**Instruction**
Recast every line of the material below as a Markdown table with the columns Row and Line, numbering the rows in order and leaving out any blank lines.

**Region boundary data**
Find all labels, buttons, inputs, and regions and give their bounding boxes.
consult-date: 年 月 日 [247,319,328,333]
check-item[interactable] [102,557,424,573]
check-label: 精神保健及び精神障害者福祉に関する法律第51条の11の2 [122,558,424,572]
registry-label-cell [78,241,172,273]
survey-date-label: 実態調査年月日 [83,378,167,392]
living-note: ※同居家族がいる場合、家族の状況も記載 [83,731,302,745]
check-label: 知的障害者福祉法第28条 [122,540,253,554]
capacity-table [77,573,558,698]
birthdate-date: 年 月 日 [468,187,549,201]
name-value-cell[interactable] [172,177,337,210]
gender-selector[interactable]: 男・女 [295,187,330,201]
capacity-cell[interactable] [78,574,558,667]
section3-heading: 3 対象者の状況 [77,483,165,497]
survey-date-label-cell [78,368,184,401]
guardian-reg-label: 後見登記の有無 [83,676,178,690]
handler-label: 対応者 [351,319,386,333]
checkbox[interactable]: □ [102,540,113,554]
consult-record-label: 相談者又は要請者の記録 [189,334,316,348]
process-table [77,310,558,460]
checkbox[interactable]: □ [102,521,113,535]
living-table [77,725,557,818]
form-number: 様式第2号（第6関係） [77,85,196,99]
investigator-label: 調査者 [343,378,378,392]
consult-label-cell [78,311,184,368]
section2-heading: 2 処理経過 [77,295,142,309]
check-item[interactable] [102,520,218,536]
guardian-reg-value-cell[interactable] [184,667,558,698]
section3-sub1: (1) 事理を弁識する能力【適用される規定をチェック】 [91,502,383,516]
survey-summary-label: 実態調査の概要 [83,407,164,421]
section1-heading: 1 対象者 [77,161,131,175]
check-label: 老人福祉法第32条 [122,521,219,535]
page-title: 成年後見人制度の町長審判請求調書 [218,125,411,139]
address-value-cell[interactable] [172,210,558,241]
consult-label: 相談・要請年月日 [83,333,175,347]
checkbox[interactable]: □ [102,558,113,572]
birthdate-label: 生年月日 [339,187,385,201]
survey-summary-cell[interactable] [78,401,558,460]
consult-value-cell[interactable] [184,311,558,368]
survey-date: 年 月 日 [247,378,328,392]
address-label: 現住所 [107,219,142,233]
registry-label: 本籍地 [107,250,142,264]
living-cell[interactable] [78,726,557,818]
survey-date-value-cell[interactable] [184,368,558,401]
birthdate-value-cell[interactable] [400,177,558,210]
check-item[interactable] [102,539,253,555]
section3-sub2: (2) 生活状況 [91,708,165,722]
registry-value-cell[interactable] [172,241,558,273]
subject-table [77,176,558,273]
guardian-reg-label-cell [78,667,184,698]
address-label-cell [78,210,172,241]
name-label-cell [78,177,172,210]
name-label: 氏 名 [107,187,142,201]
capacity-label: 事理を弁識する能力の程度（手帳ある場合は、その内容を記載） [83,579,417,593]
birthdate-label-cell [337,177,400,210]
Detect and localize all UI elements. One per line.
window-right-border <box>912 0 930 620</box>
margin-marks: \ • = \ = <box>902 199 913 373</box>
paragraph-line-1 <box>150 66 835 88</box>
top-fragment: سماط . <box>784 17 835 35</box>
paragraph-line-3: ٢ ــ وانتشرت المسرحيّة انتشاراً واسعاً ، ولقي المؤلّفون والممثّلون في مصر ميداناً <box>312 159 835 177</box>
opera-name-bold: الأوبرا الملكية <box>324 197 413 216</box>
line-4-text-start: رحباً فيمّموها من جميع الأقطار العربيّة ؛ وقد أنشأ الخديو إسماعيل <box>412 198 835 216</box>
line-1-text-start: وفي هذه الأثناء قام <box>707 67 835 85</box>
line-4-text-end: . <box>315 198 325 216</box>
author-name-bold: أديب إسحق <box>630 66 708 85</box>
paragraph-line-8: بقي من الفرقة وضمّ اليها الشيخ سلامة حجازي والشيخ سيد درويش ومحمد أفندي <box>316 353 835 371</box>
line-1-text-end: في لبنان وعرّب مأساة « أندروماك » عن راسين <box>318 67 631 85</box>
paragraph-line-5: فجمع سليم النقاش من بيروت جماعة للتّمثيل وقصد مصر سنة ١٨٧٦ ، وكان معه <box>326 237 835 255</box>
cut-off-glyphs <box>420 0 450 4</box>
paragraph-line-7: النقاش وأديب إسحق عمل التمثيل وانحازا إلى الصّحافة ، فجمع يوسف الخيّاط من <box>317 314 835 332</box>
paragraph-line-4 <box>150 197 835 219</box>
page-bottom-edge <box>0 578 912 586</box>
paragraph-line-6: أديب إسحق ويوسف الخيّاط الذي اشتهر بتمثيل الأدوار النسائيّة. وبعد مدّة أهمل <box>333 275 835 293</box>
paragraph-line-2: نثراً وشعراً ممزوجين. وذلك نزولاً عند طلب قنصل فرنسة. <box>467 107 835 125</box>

**Finished answer**
| Row | Line |
|---|---|
| 1 | Find all labels, buttons, inputs, and regions and give their bounding boxes. |
| 2 | consult-date: 年 月 日 [247,319,328,333] |
| 3 | check-item[interactable] [102,557,424,573] |
| 4 | check-label: 精神保健及び精神障害者福祉に関する法律第51条の11の2 [122,558,424,572] |
| 5 | registry-label-cell [78,241,172,273] |
| 6 | survey-date-label: 実態調査年月日 [83,378,167,392] |
| 7 | living-note: ※同居家族がいる場合、家族の状況も記載 [83,731,302,745] |
| 8 | check-label: 知的障害者福祉法第28条 [122,540,253,554] |
| 9 | capacity-table [77,573,558,698] |
| 10 | birthdate-date: 年 月 日 [468,187,549,201] |
| 11 | name-value-cell[interactable] [172,177,337,210] |
| 12 | gender-selector[interactable]: 男・女 [295,187,330,201] |
| 13 | capacity-cell[interactable] [78,574,558,667] |
| 14 | section3-heading: 3 対象者の状況 [77,483,165,497] |
| 15 | survey-date-label-cell [78,368,184,401] |
| 16 | guardian-reg-label: 後見登記の有無 [83,676,178,690] |
| 17 | handler-label: 対応者 [351,319,386,333] |
| 18 | checkbox[interactable]: □ [102,540,113,554] |
| 19 | consult-record-label: 相談者又は要請者の記録 [189,334,316,348] |
| 20 | process-table [77,310,558,460] |
| 21 | checkbox[interactable]: □ [102,521,113,535] |
| 22 | living-table [77,725,557,818] |
| 23 | form-number: 様式第2号（第6関係） [77,85,196,99] |
| 24 | investigator-label: 調査者 [343,378,378,392] |
| 25 | consult-label-cell [78,311,184,368] |
| 26 | section2-heading: 2 処理経過 [77,295,142,309] |
| 27 | check-item[interactable] [102,520,218,536] |
| 28 | guardian-reg-value-cell[interactable] [184,667,558,698] |
| 29 | section3-sub1: (1) 事理を弁識する能力【適用される規定をチェック】 [91,502,383,516] |
| 30 | survey-summary-label: 実態調査の概要 [83,407,164,421] |
| 31 | section1-heading: 1 対象者 [77,161,131,175] |
| 32 | check-label: 老人福祉法第32条 [122,521,219,535] |
| 33 | page-title: 成年後見人制度の町長審判請求調書 [218,125,411,139] |
| 34 | address-value-cell[interactable] [172,210,558,241] |
| 35 | consult-label: 相談・要請年月日 [83,333,175,347] |
| 36 | checkbox[interactable]: □ [102,558,113,572] |
| 37 | birthdate-label: 生年月日 [339,187,385,201] |
| 38 | survey-summary-cell[interactable] [78,401,558,460] |
| 39 | consult-value-cell[interactable] [184,311,558,368] |
| 40 | survey-date: 年 月 日 [247,378,328,392] |
| 41 | address-label: 現住所 [107,219,142,233] |
| 42 | registry-label: 本籍地 [107,250,142,264] |
| 43 | living-cell[interactable] [78,726,557,818] |
| 44 | survey-date-value-cell[interactable] [184,368,558,401] |
| 45 | birthdate-value-cell[interactable] [400,177,558,210] |
| 46 | check-item[interactable] [102,539,253,555] |
| 47 | section3-sub2: (2) 生活状況 [91,708,165,722] |
| 48 | registry-value-cell[interactable] [172,241,558,273] |
| 49 | subject-table [77,176,558,273] |
| 50 | guardian-reg-label-cell [78,667,184,698] |
| 51 | address-label-cell [78,210,172,241] |
| 52 | name-label-cell [78,177,172,210] |
| 53 | name-label: 氏 名 [107,187,142,201] |
| 54 | capacity-label: 事理を弁識する能力の程度（手帳ある場合は、その内容を記載） [83,579,417,593] |
| 55 | birthdate-label-cell [337,177,400,210] |
| 56 | Detect and localize all UI elements. One per line. |
| 57 | window-right-border <box>912 0 930 620</box> |
| 58 | margin-marks: \ • = \ = <box>902 199 913 373</box> |
| 59 | paragraph-line-1 <box>150 66 835 88</box> |
| 60 | top-fragment: سماط . <box>784 17 835 35</box> |
| 61 | paragraph-line-3: ٢ ــ وانتشرت المسرحيّة انتشاراً واسعاً ، ولقي المؤلّفون والممثّلون في مصر ميداناً <box>312 159 835 177</box> |
| 62 | opera-name-bold: الأوبرا الملكية <box>324 197 413 216</box> |
| 63 | line-4-text-start: رحباً فيمّموها من جميع الأقطار العربيّة ؛ وقد أنشأ الخديو إسماعيل <box>412 198 835 216</box> |
| 64 | line-1-text-start: وفي هذه الأثناء قام <box>707 67 835 85</box> |
| 65 | line-4-text-end: . <box>315 198 325 216</box> |
| 66 | author-name-bold: أديب إسحق <box>630 66 708 85</box> |
| 67 | paragraph-line-8: بقي من الفرقة وضمّ اليها الشيخ سلامة حجازي والشيخ سيد درويش ومحمد أفندي <box>316 353 835 371</box> |
| 68 | line-1-text-end: في لبنان وعرّب مأساة « أندروماك » عن راسين <box>318 67 631 85</box> |
| 69 | paragraph-line-5: فجمع سليم النقاش من بيروت جماعة للتّمثيل وقصد مصر سنة ١٨٧٦ ، وكان معه <box>326 237 835 255</box> |
| 70 | cut-off-glyphs <box>420 0 450 4</box> |
| 71 | paragraph-line-7: النقاش وأديب إسحق عمل التمثيل وانحازا إلى الصّحافة ، فجمع يوسف الخيّاط من <box>317 314 835 332</box> |
| 72 | paragraph-line-4 <box>150 197 835 219</box> |
| 73 | page-bottom-edge <box>0 578 912 586</box> |
| 74 | paragraph-line-6: أديب إسحق ويوسف الخيّاط الذي اشتهر بتمثيل الأدوار النسائيّة. وبعد مدّة أهمل <box>333 275 835 293</box> |
| 75 | paragraph-line-2: نثراً وشعراً ممزوجين. وذلك نزولاً عند طلب قنصل فرنسة. <box>467 107 835 125</box> |